(Figure record extracts)
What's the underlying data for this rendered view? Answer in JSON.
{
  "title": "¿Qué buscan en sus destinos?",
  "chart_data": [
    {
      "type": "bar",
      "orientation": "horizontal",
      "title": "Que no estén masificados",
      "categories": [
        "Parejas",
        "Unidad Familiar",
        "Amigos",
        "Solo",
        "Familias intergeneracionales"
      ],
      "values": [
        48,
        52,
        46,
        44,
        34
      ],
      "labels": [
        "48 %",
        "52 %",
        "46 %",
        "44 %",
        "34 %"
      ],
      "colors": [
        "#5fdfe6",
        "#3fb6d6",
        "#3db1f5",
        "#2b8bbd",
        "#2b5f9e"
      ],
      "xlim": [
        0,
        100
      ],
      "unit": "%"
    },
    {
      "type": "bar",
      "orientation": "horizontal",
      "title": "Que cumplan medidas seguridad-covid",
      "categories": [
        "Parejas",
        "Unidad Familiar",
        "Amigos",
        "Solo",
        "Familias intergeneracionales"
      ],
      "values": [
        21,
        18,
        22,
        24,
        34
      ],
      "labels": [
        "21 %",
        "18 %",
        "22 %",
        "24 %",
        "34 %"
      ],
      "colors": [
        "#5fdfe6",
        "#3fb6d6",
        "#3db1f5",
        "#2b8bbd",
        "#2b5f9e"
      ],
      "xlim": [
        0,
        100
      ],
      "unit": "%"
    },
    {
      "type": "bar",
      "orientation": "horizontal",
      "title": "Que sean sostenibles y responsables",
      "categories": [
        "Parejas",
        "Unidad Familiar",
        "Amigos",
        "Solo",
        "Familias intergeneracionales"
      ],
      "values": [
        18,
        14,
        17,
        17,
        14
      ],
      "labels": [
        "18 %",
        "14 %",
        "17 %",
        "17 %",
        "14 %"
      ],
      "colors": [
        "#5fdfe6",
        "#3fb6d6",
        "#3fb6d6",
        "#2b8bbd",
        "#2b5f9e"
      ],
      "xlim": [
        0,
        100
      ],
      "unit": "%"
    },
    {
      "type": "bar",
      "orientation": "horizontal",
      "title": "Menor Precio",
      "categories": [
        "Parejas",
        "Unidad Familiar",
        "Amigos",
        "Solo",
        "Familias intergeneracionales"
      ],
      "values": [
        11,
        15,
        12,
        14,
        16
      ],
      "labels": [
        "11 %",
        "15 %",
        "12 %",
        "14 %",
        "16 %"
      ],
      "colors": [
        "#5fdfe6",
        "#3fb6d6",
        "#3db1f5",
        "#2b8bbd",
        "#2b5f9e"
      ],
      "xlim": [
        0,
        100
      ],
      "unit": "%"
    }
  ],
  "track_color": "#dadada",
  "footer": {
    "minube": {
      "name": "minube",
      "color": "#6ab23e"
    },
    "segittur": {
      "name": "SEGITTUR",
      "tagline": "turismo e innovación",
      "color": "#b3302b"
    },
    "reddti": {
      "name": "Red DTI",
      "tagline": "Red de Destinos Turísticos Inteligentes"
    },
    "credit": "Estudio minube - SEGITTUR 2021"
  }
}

**Problem statement**
Exactly as written, please output every entry.

**Solution to this exercise**
What's the underlying data for this rendered view? Answer in JSON.
{
  "title": "¿Qué buscan en sus destinos?",
  "chart_data": [
    {
      "type": "bar",
      "orientation": "horizontal",
      "title": "Que no estén masificados",
      "categories": [
        "Parejas",
        "Unidad Familiar",
        "Amigos",
        "Solo",
        "Familias intergeneracionales"
      ],
      "values": [
        48,
        52,
        46,
        44,
        34
      ],
      "labels": [
        "48 %",
        "52 %",
        "46 %",
        "44 %",
        "34 %"
      ],
      "colors": [
        "#5fdfe6",
        "#3fb6d6",
        "#3db1f5",
        "#2b8bbd",
        "#2b5f9e"
      ],
      "xlim": [
        0,
        100
      ],
      "unit": "%"
    },
    {
      "type": "bar",
      "orientation": "horizontal",
      "title": "Que cumplan medidas seguridad-covid",
      "categories": [
        "Parejas",
        "Unidad Familiar",
        "Amigos",
        "Solo",
        "Familias intergeneracionales"
      ],
      "values": [
        21,
        18,
        22,
        24,
        34
      ],
      "labels": [
        "21 %",
        "18 %",
        "22 %",
        "24 %",
        "34 %"
      ],
      "colors": [
        "#5fdfe6",
        "#3fb6d6",
        "#3db1f5",
        "#2b8bbd",
        "#2b5f9e"
      ],
      "xlim": [
        0,
        100
      ],
      "unit": "%"
    },
    {
      "type": "bar",
      "orientation": "horizontal",
      "title": "Que sean sostenibles y responsables",
      "categories": [
        "Parejas",
        "Unidad Familiar",
        "Amigos",
        "Solo",
        "Familias intergeneracionales"
      ],
      "values": [
        18,
        14,
        17,
        17,
        14
      ],
      "labels": [
        "18 %",
        "14 %",
        "17 %",
        "17 %",
        "14 %"
      ],
      "colors": [
        "#5fdfe6",
        "#3fb6d6",
        "#3fb6d6",
        "#2b8bbd",
        "#2b5f9e"
      ],
      "xlim": [
        0,
        100
      ],
      "unit": "%"
    },
    {
      "type": "bar",
      "orientation": "horizontal",
      "title": "Menor Precio",
      "categories": [
        "Parejas",
        "Unidad Familiar",
        "Amigos",
        "Solo",
        "Familias intergeneracionales"
      ],
      "values": [
        11,
        15,
        12,
        14,
        16
      ],
      "labels": [
        "11 %",
        "15 %",
        "12 %",
        "14 %",
        "16 %"
      ],
      "colors": [
        "#5fdfe6",
        "#3fb6d6",
        "#3db1f5",
        "#2b8bbd",
        "#2b5f9e"
      ],
      "xlim": [
        0,
        100
      ],
      "unit": "%"
    }
  ],
  "track_color": "#dadada",
  "footer": {
    "minube": {
      "name": "minube",
      "color": "#6ab23e"
    },
    "segittur": {
      "name": "SEGITTUR",
      "tagline": "turismo e innovación",
      "color": "#b3302b"
    },
    "reddti": {
      "name": "Red DTI",
      "tagline": "Red de Destinos Turísticos Inteligentes"
    },
    "credit": "Estudio minube - SEGITTUR 2021"
  }
}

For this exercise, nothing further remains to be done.